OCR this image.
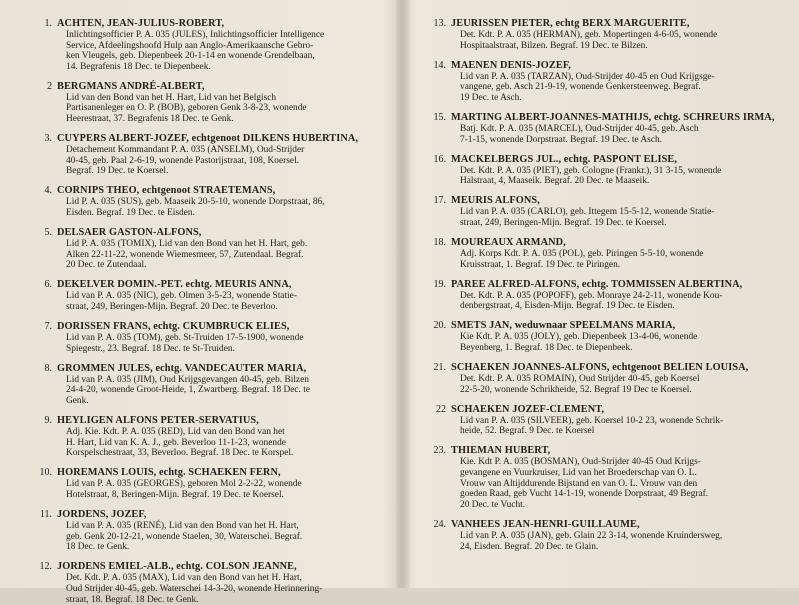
1. ACHTEN, JEAN-JULIUS-ROBERT,
Inlichtingsofficier P. A. 035 (JULES), Inlichtingsofficier Intelligence
Service, Afdeelingshoofd Hulp aan Anglo-Amerikaansche Gebro-
ken Vleugels, geb. Diepenbeek 20-1-14 en wonende Grendelbaan,
14. Begrafenis 18 Dec. te Diepenbeek.
2 BERGMANS ANDRÉ-ALBERT,
Lid van den Bond van het H. Hart, Lid van het Belgisch
Partisanenleger en O. P. (BOB), geboren Genk 3-8-23, wonende
Heerestraat, 37. Begrafenis 18 Dec. te Genk.
3. CUYPERS ALBERT-JOZEF, echtgenoot DILKENS HUBERTINA,
Detachement Kommandant P. A. 035 (ANSELM), Oud-Strijder
40-45, geb. Paal 2-6-19, wonende Pastorijstraat, 108, Koersel.
Begraf. 19 Dec. te Koersel.
4. CORNIPS THEO, echtgenoot STRAETEMANS,
Lid P. A. 035 (SUS), geb. Maaseik 20-5-10, wonende Dorpstraat, 86,
Eisden. Begraf. 19 Dec. te Eisden.
5. DELSAER GASTON-ALFONS,
Lid P. A. 035 (TOMIX), Lid van den Bond van het H. Hart, geb.
Alken 22-11-22, wonende Wiemesmeer, 57, Zutendaal. Begraf.
20 Dec. te Zutendaal.
6. DEKELVER DOMIN.-PET. echtg. MEURIS ANNA,
Lid van P. A. 035 (NIC), geb. Olmen 3-5-23, wonende Statie-
straat, 249, Beringen-Mijn. Begraf. 20 Dec. te Beverloo.
7. DORISSEN FRANS, echtg. CKUMBRUCK ELIES,
Lid van P. A. 035 (TOM), geb. St-Truiden 17-5-1900, wonende
Spiegestr., 23. Begraf. 18 Dec. te St-Truiden.
8. GROMMEN JULES, echtg. VANDECAUTER MARIA,
Lid van P. A. 035 (JIM), Oud Krijgsgevangen 40-45, geb. Bilzen
24-4-20, wonende Groot-Heide, 1, Zwartberg. Begraf. 18 Dec. te
Genk.
9. HEYLIGEN ALFONS PETER-SERVATIUS,
Adj. Kie. Kdt. P. A. 035 (RED), Lid van den Bond van het
H. Hart, Lid van K. A. J., geb. Beverloo 11-1-23, wonende
Korspelschestraat, 33, Beverloo. Begraf. 18 Dec. te Korspel.
10. HOREMANS LOUIS, echtg. SCHAEKEN FERN,
Lid van P. A. 035 (GEORGES), geboren Mol 2-2-22, wonende
Hotelstraat, 8, Beringen-Mijn. Begraf. 19 Dec. te Koersel.
11. JORDENS, JOZEF,
Lid van P. A. 035 (RENÉ), Lid van den Bond van het H. Hart,
geb. Genk 20-12-21, wonende Staelen, 30, Waterschei. Begraf.
18 Dec. te Genk.
12. JORDENS EMIEL-ALB., echtg. COLSON JEANNE,
Det. Kdt. P. A. 035 (MAX), Lid van den Bond van het H. Hart,
Oud Strijder 40-45, geb. Waterschei 14-3-20, wonende Herinnering-
straat, 18. Begraf. 18 Dec. te Genk.
13. JEURISSEN PIETER, echtg BERX MARGUERITE,
Det. Kdt. P. A. 035 (HERMAN), geb. Mopertingen 4-6-05, wonende
Hospitaalstraat, Bilzen. Begraf. 19 Dec. te Bilzen.
14. MAENEN DENIS-JOZEF,
Lid van P. A. 035 (TARZAN), Oud-Strijder 40-45 en Oud Krijgsge-
vangene, geb. Asch 21-9-19, wonende Genkersteenweg. Begraf.
19 Dec. te Asch.
15. MARTING ALBERT-JOANNES-MATHIJS, echtg. SCHREURS IRMA,
Batj. Kdt. P. A. 035 (MARCEL), Oud-Strijder 40-45, geb. Asch
7-1-15, wonende Dorpstraat. Begraf. 19 Dec. te Asch.
16. MACKELBERGS JUL., echtg. PASPONT ELISE,
Det. Kdt. P. A. 035 (PIET), geb. Cologne (Frankr.), 31 3-15, wonende
Halstraat, 4, Maaseik. Begraf. 20 Dec. te Maaseik.
17. MEURIS ALFONS,
Lid van P. A. 035 (CARLO), geb. Ittegem 15-5-12, wonende Statie-
straat, 249, Beringen-Mijn. Begraf. 19 Dec. te Koersel.
18. MOUREAUX ARMAND,
Adj. Korps Kdt. P. A. 035 (POL), geb. Piringen 5-5-10, wonende
Kruisstraat, 1. Begraf. 19 Dec. te Piringen.
19. PAREE ALFRED-ALFONS, echtg. TOMMISSEN ALBERTINA,
Det. Kdt. P. A. 035 (POPOFF), geb. Monraye 24-2-11, wonende Kou-
denbergstraat, 4, Eisden-Mijn. Begraf. 19 Dec. te Eisden.
20. SMETS JAN, weduwnaar SPEELMANS MARIA,
Kie Kdt. P. A. 035 (JOLY), geb. Diepenbeek 13-4-06, wonende
Beyenberg, 1. Begraf. 18 Dec. te Diepenbeek.
21. SCHAEKEN JOANNES-ALFONS, echtgenoot BELIEN LOUISA,
Det. Kdt. P. A. 035 ROMAIN), Oud Strijder 40-45, geb Koersel
22-5-20, wonende Schrikheide, 52. Begraf 19 Dec te Koersel.
22 SCHAEKEN JOZEF-CLEMENT,
Lid van P. A. 035 (SILVEER), geb. Koersel 10-2 23, wonende Schrik-
heide, 52. Begraf. 9 Dec. te Koersel
23. THIEMAN HUBERT,
Kie. Kdt P. A. 035 (BOSMAN), Oud-Strijder 40-45 Oud Krijgs-
gevangene en Vuurkruiser, Lid van het Broederschap van O. L.
Vrouw van Altijddurende Bijstand en van O. L. Vrouw van den
goeden Raad, geb Vucht 14-1-19, wonende Dorpstraat, 49 Begraf.
20 Dec. te Vucht.
24. VANHEES JEAN-HENRI-GUILLAUME,
Lid van P. A. 035 (JAN), geb. Glain 22 3-14, wonende Kruindersweg,
24, Eisden. Begraf. 20 Dec. te Glain.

**Short task**. Where a line contains the string "Bond", extract that line.

**Solution**.
Lid van den Bond van het H. Hart, Lid van het Belgisch
Lid P. A. 035 (TOMIX), Lid van den Bond van het H. Hart, geb.
Adj. Kie. Kdt. P. A. 035 (RED), Lid van den Bond van het
Lid van P. A. 035 (RENÉ), Lid van den Bond van het H. Hart,
Det. Kdt. P. A. 035 (MAX), Lid van den Bond van het H. Hart,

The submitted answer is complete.